Task requirements: Copy every line of the entries that includes the word "Classic".

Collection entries
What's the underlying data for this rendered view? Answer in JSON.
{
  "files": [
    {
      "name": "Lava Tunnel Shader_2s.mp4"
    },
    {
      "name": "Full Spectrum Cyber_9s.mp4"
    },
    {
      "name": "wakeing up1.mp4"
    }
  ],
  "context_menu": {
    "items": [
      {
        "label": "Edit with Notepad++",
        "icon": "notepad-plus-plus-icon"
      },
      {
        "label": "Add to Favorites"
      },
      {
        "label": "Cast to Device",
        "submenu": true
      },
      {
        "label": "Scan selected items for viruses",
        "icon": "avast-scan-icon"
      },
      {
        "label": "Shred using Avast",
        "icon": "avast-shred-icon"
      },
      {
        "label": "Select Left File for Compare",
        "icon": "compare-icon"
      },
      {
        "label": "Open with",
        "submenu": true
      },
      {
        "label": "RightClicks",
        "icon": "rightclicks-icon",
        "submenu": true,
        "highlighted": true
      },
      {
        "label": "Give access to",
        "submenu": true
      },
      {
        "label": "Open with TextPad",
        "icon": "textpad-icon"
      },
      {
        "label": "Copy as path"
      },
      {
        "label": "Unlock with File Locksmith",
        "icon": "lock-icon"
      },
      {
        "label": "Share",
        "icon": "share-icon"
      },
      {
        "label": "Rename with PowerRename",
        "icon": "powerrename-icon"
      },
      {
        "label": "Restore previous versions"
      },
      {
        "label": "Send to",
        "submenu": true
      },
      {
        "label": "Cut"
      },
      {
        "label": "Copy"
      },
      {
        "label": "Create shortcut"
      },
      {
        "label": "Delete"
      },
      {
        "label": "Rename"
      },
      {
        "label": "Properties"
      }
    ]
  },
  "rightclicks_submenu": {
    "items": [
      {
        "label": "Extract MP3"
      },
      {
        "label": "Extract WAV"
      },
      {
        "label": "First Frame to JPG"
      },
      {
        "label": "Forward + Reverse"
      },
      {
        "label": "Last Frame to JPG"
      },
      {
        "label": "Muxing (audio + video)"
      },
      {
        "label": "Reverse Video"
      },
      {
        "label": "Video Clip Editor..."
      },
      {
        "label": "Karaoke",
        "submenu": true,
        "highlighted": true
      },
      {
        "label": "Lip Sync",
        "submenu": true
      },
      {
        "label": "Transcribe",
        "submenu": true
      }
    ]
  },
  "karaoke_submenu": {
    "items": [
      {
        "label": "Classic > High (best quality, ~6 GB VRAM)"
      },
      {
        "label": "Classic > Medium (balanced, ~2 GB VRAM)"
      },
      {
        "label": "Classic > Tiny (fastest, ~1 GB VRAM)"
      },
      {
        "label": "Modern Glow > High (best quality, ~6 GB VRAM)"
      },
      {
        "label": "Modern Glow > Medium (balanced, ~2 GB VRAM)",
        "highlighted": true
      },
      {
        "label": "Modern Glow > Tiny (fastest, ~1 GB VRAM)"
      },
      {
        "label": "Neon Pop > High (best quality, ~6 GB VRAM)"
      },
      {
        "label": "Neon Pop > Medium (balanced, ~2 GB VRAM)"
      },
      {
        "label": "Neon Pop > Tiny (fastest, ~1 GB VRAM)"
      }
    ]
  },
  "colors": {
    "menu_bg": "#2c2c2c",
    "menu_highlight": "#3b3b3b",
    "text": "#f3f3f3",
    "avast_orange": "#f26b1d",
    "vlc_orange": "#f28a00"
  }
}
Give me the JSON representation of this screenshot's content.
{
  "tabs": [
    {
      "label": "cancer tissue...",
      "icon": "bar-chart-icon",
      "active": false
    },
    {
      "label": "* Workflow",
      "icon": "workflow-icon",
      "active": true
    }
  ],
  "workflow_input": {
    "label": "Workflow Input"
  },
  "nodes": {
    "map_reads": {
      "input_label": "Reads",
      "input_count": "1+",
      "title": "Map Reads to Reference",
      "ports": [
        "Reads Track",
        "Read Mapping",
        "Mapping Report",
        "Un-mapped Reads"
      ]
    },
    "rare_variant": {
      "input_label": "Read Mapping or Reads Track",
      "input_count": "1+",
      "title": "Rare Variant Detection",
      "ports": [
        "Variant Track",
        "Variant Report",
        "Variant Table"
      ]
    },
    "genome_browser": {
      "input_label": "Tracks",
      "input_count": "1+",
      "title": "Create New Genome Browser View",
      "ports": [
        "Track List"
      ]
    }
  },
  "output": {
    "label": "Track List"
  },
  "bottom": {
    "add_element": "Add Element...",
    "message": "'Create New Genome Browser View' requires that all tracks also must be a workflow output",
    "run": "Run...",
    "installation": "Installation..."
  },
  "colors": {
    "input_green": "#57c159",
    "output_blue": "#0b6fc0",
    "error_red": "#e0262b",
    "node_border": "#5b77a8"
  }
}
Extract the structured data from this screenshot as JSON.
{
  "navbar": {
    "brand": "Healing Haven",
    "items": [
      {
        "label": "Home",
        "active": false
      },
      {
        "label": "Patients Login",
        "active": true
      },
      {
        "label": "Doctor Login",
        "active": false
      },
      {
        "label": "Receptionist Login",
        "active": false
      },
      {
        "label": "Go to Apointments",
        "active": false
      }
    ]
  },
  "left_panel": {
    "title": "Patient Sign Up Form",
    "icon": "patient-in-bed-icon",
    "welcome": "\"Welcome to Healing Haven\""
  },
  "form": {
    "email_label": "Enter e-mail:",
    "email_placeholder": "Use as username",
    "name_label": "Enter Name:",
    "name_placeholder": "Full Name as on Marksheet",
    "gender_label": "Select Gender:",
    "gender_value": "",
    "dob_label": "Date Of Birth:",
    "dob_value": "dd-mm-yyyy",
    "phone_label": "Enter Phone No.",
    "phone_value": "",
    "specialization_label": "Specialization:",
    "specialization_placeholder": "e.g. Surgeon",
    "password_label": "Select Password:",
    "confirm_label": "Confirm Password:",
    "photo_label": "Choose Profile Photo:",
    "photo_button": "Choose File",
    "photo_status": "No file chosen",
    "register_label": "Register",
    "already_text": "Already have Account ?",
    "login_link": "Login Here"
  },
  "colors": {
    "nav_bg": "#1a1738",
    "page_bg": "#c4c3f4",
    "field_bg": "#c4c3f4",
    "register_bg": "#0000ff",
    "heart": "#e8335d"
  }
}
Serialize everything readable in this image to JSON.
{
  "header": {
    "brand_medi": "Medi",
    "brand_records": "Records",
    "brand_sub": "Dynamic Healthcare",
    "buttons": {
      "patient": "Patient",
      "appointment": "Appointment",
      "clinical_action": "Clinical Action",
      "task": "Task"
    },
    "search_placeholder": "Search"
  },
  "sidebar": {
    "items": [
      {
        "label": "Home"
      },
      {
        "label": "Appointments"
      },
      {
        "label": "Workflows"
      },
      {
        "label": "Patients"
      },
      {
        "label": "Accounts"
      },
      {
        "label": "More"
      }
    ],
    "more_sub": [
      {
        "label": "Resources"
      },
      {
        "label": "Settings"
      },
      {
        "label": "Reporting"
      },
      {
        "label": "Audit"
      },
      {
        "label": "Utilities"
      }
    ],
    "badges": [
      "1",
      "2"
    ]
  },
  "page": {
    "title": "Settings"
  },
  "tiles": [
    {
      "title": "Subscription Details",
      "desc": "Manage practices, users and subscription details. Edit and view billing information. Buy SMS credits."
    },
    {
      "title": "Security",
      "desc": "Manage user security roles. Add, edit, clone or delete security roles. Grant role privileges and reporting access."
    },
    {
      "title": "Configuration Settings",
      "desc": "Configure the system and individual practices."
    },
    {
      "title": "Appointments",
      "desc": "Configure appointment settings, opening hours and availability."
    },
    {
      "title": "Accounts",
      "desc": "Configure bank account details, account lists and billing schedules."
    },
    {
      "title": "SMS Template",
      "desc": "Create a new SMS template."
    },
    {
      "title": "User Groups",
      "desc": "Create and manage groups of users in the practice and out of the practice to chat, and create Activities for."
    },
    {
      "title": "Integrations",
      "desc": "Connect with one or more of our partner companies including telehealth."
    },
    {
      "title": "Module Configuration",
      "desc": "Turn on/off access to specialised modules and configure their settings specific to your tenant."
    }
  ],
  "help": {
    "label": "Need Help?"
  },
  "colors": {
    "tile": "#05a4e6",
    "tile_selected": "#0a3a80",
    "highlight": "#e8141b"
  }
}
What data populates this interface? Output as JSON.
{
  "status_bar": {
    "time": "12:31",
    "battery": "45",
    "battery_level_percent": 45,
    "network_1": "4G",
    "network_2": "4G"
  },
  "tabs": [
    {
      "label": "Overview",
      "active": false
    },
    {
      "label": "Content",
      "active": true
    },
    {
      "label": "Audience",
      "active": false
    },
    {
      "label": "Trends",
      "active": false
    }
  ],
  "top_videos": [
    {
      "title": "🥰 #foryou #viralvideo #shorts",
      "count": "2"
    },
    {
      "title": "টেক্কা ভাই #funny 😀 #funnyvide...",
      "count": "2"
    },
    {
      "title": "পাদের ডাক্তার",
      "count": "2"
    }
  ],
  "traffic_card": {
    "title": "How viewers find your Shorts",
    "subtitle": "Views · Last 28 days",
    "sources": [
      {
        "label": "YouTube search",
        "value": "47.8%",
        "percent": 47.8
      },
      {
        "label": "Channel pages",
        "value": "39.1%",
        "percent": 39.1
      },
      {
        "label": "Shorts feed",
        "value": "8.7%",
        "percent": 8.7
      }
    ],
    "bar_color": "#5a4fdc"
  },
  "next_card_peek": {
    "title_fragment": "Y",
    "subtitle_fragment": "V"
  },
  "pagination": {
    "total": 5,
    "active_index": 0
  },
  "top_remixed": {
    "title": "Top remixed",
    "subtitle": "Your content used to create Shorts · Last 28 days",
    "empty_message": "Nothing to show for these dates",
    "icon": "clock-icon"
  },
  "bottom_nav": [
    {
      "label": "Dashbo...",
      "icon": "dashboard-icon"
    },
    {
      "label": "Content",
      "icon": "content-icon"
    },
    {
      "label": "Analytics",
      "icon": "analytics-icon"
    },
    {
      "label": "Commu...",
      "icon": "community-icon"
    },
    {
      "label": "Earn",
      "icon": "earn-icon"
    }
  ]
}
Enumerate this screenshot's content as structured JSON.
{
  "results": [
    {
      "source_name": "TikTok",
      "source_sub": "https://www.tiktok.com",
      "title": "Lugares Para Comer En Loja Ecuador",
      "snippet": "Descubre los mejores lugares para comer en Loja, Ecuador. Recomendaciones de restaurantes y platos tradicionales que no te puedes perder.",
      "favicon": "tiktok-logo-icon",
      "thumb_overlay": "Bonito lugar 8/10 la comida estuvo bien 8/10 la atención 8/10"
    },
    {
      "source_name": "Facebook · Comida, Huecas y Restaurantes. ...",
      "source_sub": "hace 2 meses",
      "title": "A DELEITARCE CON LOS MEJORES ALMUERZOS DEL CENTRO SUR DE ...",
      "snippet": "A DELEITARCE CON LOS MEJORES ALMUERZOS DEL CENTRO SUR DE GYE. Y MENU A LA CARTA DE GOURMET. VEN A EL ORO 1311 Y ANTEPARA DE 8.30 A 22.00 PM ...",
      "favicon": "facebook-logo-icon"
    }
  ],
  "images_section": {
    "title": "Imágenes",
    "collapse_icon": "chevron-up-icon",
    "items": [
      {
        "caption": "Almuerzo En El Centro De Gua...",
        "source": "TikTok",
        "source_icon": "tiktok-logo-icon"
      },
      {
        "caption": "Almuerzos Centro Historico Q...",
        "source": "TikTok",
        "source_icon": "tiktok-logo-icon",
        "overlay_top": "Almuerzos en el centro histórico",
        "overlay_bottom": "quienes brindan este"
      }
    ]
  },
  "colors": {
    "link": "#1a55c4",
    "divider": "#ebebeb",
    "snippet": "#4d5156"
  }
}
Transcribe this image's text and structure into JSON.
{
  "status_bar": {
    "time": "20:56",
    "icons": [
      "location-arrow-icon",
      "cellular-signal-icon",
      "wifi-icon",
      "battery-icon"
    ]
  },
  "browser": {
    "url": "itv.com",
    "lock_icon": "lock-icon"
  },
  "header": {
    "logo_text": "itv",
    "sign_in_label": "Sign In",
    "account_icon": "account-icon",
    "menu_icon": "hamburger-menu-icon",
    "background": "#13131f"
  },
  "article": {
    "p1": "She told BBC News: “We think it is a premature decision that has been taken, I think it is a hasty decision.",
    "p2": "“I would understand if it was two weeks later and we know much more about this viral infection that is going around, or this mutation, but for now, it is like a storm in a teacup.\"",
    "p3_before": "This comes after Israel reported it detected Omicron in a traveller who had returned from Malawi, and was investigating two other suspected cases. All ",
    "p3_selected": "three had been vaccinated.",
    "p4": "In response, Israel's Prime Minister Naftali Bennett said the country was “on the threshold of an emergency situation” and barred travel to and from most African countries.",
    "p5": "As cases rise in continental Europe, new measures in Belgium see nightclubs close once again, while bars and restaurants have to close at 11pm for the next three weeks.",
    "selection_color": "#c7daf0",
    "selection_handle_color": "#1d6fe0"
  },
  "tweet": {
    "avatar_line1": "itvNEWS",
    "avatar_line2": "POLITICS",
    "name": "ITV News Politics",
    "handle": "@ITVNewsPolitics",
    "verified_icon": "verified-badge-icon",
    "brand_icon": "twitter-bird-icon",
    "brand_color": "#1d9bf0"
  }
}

Answer below:
        "label": "Classic > High (best quality, ~6 GB VRAM)"
        "label": "Classic > Medium (balanced, ~2 GB VRAM)"
        "label": "Classic > Tiny (fastest, ~1 GB VRAM)"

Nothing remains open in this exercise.